### PROVIDED INFORMATION
┏━━
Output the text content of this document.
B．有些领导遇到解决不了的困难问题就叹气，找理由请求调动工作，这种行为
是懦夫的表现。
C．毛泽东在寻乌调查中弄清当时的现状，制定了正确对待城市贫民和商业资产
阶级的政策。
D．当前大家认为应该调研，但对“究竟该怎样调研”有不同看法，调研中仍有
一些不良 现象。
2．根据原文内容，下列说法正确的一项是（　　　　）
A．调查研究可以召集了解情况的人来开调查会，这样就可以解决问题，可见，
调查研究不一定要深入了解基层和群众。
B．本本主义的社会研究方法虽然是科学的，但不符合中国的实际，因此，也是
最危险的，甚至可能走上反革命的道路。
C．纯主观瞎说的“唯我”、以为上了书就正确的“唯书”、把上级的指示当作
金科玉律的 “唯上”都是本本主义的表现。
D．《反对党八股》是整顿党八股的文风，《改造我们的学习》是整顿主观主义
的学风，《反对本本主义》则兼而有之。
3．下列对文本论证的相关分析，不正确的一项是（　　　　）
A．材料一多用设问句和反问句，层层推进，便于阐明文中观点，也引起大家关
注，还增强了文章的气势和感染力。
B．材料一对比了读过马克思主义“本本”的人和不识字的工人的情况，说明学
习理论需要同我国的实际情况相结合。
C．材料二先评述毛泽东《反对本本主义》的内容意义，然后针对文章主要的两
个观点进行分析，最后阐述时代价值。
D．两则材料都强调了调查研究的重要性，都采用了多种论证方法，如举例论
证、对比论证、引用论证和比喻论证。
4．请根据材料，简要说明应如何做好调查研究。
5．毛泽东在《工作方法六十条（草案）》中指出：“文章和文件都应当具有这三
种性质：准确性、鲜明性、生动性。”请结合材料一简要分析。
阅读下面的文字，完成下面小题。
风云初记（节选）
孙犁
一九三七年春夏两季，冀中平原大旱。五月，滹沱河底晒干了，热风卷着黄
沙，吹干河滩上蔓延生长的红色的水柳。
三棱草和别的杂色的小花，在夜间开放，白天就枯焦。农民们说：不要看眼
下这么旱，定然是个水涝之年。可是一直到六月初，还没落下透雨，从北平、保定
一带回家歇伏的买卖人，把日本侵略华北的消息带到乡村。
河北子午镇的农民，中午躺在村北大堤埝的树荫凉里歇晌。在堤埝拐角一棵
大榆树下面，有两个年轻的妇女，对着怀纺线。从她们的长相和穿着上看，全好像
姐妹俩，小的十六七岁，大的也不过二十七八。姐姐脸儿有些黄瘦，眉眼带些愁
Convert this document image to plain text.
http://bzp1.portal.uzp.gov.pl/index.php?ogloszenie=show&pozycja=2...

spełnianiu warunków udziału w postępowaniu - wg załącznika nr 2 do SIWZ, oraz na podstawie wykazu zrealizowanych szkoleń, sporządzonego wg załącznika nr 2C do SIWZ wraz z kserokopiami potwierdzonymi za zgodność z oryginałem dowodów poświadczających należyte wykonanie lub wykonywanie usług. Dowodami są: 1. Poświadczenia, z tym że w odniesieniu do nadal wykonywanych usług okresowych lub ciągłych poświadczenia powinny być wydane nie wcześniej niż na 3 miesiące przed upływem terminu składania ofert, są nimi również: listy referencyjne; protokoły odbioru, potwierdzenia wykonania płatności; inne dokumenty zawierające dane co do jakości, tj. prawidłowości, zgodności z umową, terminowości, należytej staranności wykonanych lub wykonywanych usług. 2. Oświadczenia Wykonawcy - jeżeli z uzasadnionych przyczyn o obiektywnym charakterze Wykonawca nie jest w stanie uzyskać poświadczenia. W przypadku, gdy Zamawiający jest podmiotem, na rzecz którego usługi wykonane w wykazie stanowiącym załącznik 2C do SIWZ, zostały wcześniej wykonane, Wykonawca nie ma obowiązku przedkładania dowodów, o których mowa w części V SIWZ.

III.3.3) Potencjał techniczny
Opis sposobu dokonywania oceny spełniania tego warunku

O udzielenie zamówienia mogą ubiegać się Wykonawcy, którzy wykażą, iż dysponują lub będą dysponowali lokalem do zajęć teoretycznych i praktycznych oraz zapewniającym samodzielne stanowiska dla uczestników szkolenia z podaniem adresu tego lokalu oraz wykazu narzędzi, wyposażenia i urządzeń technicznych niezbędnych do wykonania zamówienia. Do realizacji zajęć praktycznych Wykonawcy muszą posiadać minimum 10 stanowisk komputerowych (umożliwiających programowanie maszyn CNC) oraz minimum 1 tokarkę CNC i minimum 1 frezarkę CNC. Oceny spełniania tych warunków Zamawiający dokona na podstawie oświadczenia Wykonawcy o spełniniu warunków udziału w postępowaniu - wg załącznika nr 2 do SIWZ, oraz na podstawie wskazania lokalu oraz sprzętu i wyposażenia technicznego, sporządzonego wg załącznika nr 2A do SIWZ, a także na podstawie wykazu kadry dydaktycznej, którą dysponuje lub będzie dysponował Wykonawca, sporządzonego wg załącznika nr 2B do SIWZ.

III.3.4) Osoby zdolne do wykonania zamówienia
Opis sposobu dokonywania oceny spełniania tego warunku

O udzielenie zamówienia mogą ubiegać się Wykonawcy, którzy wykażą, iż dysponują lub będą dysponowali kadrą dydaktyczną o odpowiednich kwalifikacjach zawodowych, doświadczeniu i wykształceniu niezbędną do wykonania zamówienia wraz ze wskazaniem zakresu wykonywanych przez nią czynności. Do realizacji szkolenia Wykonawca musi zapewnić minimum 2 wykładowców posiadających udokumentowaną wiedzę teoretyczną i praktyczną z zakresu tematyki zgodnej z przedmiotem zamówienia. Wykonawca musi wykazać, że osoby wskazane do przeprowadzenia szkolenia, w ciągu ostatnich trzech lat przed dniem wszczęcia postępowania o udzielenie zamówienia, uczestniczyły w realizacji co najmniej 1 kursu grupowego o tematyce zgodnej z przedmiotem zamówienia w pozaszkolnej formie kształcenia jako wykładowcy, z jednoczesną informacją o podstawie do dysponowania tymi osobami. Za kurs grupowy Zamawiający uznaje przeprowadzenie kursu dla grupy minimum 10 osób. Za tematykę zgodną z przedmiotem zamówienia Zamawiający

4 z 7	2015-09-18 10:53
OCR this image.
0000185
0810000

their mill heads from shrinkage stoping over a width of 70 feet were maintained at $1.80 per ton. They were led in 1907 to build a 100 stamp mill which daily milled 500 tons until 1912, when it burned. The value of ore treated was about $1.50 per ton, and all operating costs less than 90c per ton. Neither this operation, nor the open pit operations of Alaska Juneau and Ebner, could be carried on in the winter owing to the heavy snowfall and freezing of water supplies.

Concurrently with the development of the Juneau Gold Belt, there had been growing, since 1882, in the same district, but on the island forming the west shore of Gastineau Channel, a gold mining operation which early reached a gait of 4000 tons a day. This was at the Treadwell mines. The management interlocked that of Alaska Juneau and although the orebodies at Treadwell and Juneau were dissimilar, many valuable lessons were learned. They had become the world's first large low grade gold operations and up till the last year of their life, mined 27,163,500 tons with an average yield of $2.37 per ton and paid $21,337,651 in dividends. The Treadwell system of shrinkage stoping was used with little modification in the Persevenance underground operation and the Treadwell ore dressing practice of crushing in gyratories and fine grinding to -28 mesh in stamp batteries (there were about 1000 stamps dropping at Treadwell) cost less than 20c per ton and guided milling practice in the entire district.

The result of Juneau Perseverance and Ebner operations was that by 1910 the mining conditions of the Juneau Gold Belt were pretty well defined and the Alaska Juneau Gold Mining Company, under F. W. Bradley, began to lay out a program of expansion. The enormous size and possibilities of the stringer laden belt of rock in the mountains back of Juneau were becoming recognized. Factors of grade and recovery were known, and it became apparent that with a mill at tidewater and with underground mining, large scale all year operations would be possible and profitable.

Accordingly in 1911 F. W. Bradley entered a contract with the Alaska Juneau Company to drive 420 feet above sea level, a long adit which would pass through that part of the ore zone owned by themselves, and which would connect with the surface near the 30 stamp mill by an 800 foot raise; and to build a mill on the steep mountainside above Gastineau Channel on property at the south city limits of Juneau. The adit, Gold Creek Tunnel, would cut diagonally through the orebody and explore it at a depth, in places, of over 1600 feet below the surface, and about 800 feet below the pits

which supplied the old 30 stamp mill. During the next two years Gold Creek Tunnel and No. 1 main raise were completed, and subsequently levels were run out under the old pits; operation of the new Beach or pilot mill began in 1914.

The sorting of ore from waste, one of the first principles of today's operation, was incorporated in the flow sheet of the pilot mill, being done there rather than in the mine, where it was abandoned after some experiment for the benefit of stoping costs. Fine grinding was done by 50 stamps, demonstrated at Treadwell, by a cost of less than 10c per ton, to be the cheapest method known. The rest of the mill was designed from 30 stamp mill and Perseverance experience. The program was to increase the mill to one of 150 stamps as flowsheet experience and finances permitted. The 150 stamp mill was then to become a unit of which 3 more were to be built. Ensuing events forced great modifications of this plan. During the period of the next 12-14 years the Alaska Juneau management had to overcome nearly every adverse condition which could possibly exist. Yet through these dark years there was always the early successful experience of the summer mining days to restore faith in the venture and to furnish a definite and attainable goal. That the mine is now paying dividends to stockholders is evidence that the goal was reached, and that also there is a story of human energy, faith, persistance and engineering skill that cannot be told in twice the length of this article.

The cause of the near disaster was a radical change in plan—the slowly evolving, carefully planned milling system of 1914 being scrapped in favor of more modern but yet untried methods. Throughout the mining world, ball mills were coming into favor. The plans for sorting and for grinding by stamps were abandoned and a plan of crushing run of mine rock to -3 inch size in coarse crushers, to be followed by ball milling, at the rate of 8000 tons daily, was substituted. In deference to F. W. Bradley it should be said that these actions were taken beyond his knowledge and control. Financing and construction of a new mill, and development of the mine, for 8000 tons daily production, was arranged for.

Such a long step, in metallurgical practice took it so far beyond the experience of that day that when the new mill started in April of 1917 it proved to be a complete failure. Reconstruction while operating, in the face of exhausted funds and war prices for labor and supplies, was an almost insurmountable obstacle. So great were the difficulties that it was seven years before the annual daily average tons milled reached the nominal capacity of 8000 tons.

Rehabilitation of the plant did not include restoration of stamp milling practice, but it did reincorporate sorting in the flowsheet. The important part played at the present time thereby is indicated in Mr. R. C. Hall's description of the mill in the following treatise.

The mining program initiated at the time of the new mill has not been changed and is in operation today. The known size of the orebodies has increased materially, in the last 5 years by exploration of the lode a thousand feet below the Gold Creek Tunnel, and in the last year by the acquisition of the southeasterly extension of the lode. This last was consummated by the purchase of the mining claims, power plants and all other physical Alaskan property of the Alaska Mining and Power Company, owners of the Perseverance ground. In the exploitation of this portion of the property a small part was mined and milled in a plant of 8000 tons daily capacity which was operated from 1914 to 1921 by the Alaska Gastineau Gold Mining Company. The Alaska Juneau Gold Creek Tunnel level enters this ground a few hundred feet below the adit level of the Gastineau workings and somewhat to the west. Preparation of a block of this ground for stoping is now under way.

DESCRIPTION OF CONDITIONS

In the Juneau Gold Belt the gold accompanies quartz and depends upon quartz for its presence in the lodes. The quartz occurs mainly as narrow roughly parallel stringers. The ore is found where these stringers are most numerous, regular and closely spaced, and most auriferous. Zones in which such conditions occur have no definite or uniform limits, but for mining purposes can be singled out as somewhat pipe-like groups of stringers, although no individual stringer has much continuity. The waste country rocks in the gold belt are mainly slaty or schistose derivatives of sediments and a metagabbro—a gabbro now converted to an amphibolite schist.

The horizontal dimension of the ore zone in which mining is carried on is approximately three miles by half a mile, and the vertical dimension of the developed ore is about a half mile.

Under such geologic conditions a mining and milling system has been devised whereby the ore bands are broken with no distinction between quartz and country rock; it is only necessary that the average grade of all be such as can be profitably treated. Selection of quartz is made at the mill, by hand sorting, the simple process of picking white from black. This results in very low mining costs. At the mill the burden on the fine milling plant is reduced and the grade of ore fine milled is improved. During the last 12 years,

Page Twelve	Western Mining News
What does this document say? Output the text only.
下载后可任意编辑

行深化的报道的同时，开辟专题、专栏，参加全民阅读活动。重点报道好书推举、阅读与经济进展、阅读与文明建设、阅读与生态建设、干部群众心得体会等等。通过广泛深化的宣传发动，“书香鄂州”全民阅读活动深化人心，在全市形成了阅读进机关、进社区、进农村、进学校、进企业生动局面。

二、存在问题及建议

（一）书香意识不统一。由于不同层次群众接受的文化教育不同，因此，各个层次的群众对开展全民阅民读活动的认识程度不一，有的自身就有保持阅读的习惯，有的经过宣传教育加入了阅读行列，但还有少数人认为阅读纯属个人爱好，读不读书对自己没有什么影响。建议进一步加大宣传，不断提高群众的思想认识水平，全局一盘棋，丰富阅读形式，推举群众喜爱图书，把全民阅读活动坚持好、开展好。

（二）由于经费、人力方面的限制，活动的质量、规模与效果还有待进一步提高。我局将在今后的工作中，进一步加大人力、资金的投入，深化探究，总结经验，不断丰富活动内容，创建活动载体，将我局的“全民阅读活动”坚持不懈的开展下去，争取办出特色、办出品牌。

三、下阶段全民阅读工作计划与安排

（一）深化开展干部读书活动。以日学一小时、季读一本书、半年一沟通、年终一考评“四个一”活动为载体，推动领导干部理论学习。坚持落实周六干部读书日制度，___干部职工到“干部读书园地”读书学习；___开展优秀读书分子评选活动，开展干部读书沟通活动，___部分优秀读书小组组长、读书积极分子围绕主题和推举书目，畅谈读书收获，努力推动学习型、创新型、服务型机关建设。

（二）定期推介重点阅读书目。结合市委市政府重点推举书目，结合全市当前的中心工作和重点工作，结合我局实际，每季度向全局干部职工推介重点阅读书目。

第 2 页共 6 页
┗━━
### WHAT THIS TASK INVOLVES
Go over the records above line by line and count those holding the word "pits". Reply only with the number.

### WRITTEN ANSWER
2